• _DIRECTION_
Gather from the listing below each line that includes the word "Benfica", and copy it.

• _DATA RECORDS_
• • • • •
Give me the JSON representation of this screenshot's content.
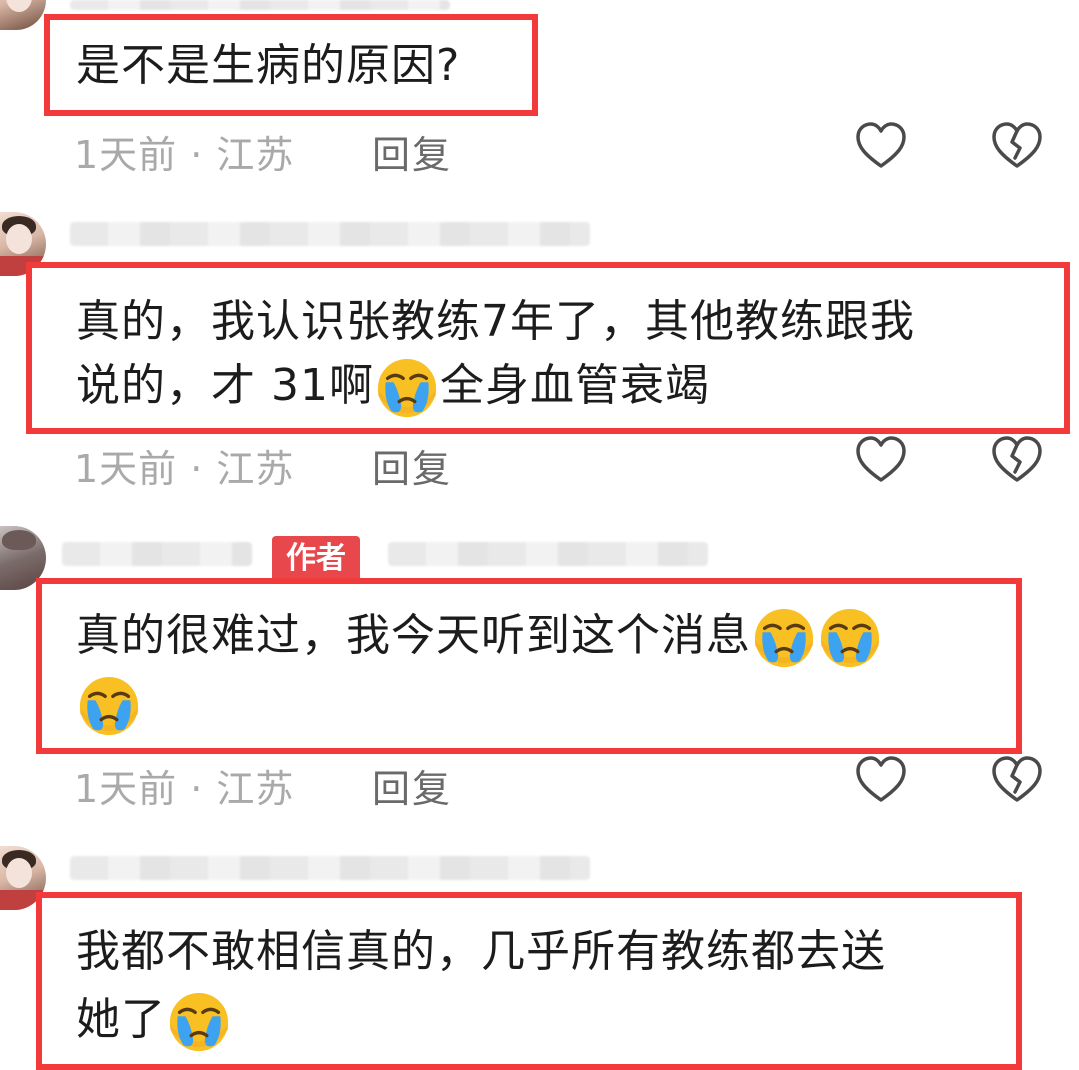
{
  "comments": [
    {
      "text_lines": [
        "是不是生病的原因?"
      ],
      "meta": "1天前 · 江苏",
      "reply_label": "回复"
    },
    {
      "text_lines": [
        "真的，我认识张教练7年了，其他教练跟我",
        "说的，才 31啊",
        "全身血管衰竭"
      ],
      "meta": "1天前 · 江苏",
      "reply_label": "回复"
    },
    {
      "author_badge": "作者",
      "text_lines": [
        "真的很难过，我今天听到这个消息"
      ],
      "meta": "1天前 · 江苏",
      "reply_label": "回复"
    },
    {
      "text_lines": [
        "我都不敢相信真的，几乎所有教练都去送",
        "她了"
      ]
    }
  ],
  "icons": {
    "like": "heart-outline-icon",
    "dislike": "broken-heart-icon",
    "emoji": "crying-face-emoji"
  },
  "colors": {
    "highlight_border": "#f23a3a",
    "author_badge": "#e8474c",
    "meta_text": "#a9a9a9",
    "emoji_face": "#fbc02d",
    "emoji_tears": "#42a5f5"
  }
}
• • • • •
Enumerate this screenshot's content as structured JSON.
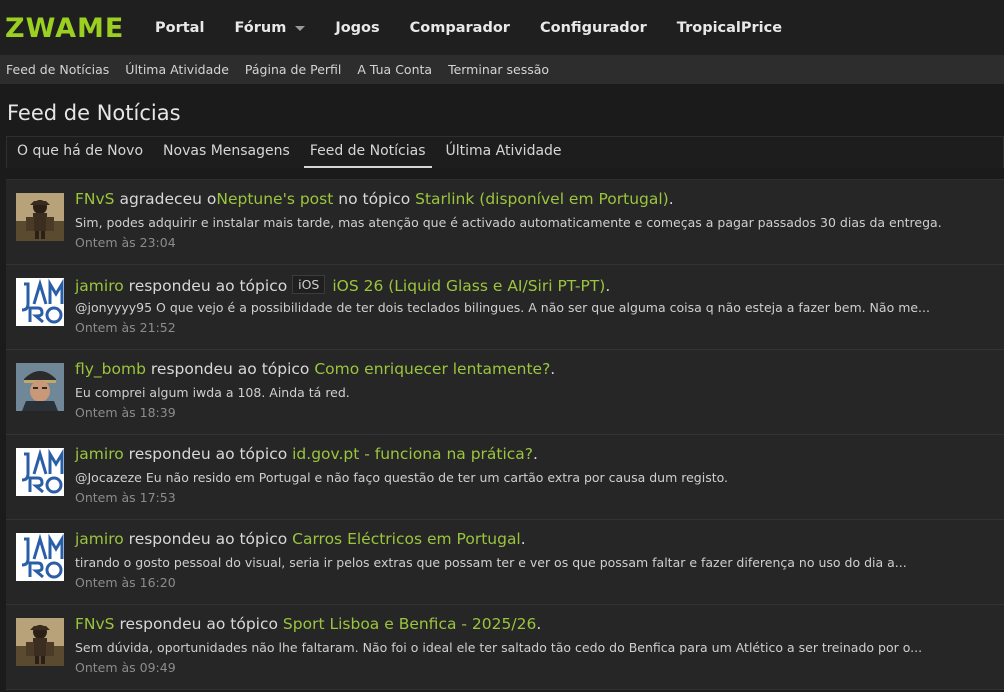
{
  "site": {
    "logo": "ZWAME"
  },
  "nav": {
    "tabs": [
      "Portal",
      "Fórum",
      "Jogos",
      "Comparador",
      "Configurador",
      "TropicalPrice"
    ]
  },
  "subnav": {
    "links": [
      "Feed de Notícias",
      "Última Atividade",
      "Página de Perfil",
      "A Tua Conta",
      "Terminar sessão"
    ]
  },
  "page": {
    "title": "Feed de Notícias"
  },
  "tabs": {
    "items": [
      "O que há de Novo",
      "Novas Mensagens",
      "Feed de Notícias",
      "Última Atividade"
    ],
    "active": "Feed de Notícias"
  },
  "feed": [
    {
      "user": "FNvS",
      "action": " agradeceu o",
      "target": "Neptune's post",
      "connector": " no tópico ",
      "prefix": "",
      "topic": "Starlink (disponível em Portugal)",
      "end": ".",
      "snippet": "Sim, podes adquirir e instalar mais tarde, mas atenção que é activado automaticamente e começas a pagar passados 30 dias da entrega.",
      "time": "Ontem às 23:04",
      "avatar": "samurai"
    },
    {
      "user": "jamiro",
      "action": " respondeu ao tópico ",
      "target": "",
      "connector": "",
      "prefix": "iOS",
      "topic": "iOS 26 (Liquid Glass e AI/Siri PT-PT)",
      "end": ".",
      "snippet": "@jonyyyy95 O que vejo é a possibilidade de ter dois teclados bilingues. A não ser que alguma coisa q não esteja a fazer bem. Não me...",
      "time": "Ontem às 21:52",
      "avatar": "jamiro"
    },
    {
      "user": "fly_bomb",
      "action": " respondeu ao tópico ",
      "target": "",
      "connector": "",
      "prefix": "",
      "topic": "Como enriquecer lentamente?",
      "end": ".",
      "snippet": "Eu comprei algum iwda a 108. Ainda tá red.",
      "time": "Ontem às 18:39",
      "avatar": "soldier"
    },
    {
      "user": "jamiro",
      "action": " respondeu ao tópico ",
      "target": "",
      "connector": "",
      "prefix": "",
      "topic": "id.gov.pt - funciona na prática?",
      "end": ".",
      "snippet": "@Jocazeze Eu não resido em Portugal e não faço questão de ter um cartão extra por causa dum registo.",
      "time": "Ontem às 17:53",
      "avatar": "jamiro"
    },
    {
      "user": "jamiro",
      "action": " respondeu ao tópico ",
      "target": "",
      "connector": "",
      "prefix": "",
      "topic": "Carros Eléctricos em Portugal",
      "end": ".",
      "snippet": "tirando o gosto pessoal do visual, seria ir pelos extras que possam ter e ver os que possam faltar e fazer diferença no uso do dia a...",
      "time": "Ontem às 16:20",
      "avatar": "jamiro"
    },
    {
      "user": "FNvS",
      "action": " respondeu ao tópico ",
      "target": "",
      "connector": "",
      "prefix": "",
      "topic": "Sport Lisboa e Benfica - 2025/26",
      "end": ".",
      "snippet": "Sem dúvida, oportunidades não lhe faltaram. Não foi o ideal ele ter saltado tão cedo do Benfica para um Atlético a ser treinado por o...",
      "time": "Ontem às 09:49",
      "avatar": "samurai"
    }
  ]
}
• • • • •
• _RESULT FOR THIS TASK_
      "topic": "Sport Lisboa e Benfica - 2025/26",
      "snippet": "Sem dúvida, oportunidades não lhe faltaram. Não foi o ideal ele ter saltado tão cedo do Benfica para um Atlético a ser treinado por o...",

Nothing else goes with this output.